(WRITTEN REQUEST): Copy all entries without alteration and skip the pictures they hold.

(DATA SHOWN):

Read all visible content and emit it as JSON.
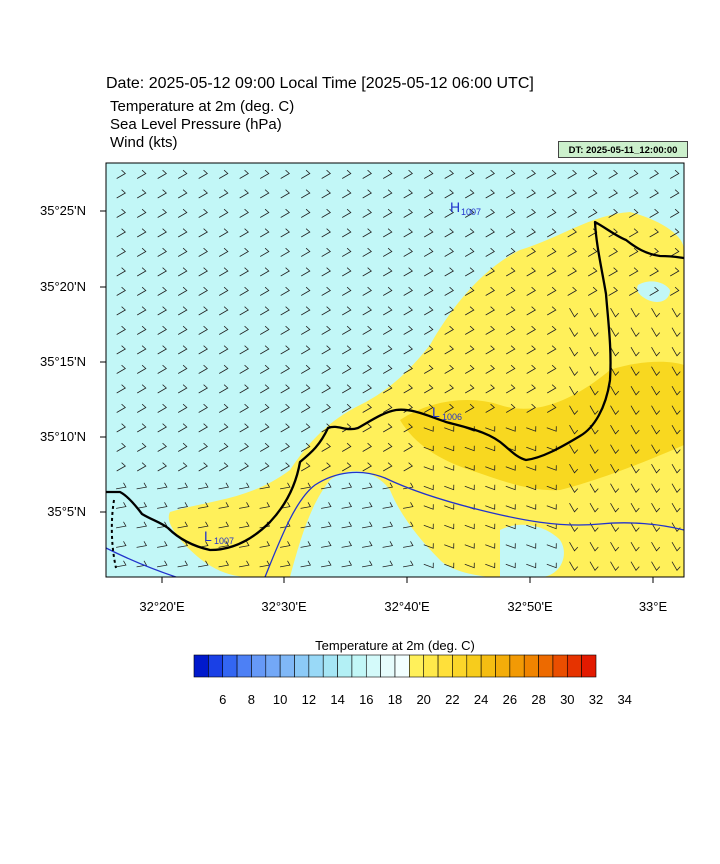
{
  "header": {
    "date_line": "Date: 2025-05-12  09:00 Local Time [2025-05-12  06:00 UTC]",
    "fields": [
      "Temperature at 2m   (deg. C)",
      "Sea Level Pressure   (hPa)",
      "Wind   (kts)"
    ],
    "dt_label": "DT: 2025-05-11_12:00:00"
  },
  "map": {
    "lat_labels": [
      "35°25'N",
      "35°20'N",
      "35°15'N",
      "35°10'N",
      "35°5'N"
    ],
    "lon_labels": [
      "32°20'E",
      "32°30'E",
      "32°40'E",
      "32°50'E",
      "33°E"
    ],
    "pressure_centers": [
      {
        "type": "H",
        "value": "1007"
      },
      {
        "type": "L",
        "value": "1006"
      },
      {
        "type": "L",
        "value": "1007"
      }
    ],
    "colors": {
      "sea_temp": "#c2f7f7",
      "warm": "#fff05a",
      "warmer": "#f7d519",
      "isobar": "#2233cc",
      "coast": "#000000"
    }
  },
  "colorbar": {
    "title": "Temperature at 2m  (deg. C)",
    "labels": [
      "6",
      "8",
      "10",
      "12",
      "14",
      "16",
      "18",
      "20",
      "22",
      "24",
      "26",
      "28",
      "30",
      "32",
      "34"
    ],
    "colors": [
      "#0019cc",
      "#1a40e6",
      "#3366f2",
      "#4d80f5",
      "#6699f7",
      "#73a8f7",
      "#80b8f7",
      "#8ccaf7",
      "#99d9f7",
      "#a6e6f5",
      "#b3f0f5",
      "#c2f7f7",
      "#d4fafa",
      "#e6fcfc",
      "#f2ffff",
      "#fff05a",
      "#ffe94a",
      "#ffe03a",
      "#fbd62a",
      "#f7cc1c",
      "#f5bd12",
      "#f3ad0a",
      "#f29a05",
      "#f08400",
      "#ed6a00",
      "#ea4e00",
      "#e63300",
      "#e31a00"
    ]
  }
}
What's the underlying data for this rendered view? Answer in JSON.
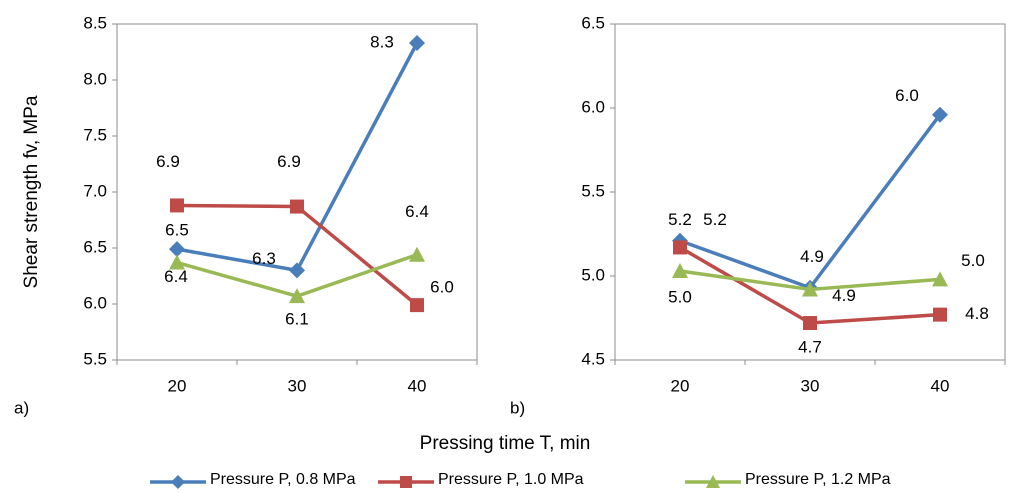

(IN RESPONSE):
Read all visible content and emit it as JSON.
{
  "header": {
    "date_line": "Date: 2025-05-12  09:00 Local Time [2025-05-12  06:00 UTC]",
    "fields": [
      "Temperature at 2m   (deg. C)",
      "Sea Level Pressure   (hPa)",
      "Wind   (kts)"
    ],
    "dt_label": "DT: 2025-05-11_12:00:00"
  },
  "map": {
    "lat_labels": [
      "35°25'N",
      "35°20'N",
      "35°15'N",
      "35°10'N",
      "35°5'N"
    ],
    "lon_labels": [
      "32°20'E",
      "32°30'E",
      "32°40'E",
      "32°50'E",
      "33°E"
    ],
    "pressure_centers": [
      {
        "type": "H",
        "value": "1007"
      },
      {
        "type": "L",
        "value": "1006"
      },
      {
        "type": "L",
        "value": "1007"
      }
    ],
    "colors": {
      "sea_temp": "#c2f7f7",
      "warm": "#fff05a",
      "warmer": "#f7d519",
      "isobar": "#2233cc",
      "coast": "#000000"
    }
  },
  "colorbar": {
    "title": "Temperature at 2m  (deg. C)",
    "labels": [
      "6",
      "8",
      "10",
      "12",
      "14",
      "16",
      "18",
      "20",
      "22",
      "24",
      "26",
      "28",
      "30",
      "32",
      "34"
    ],
    "colors": [
      "#0019cc",
      "#1a40e6",
      "#3366f2",
      "#4d80f5",
      "#6699f7",
      "#73a8f7",
      "#80b8f7",
      "#8ccaf7",
      "#99d9f7",
      "#a6e6f5",
      "#b3f0f5",
      "#c2f7f7",
      "#d4fafa",
      "#e6fcfc",
      "#f2ffff",
      "#fff05a",
      "#ffe94a",
      "#ffe03a",
      "#fbd62a",
      "#f7cc1c",
      "#f5bd12",
      "#f3ad0a",
      "#f29a05",
      "#f08400",
      "#ed6a00",
      "#ea4e00",
      "#e63300",
      "#e31a00"
    ]
  }
}
What's the underlying data for this rendered view? Answer in JSON.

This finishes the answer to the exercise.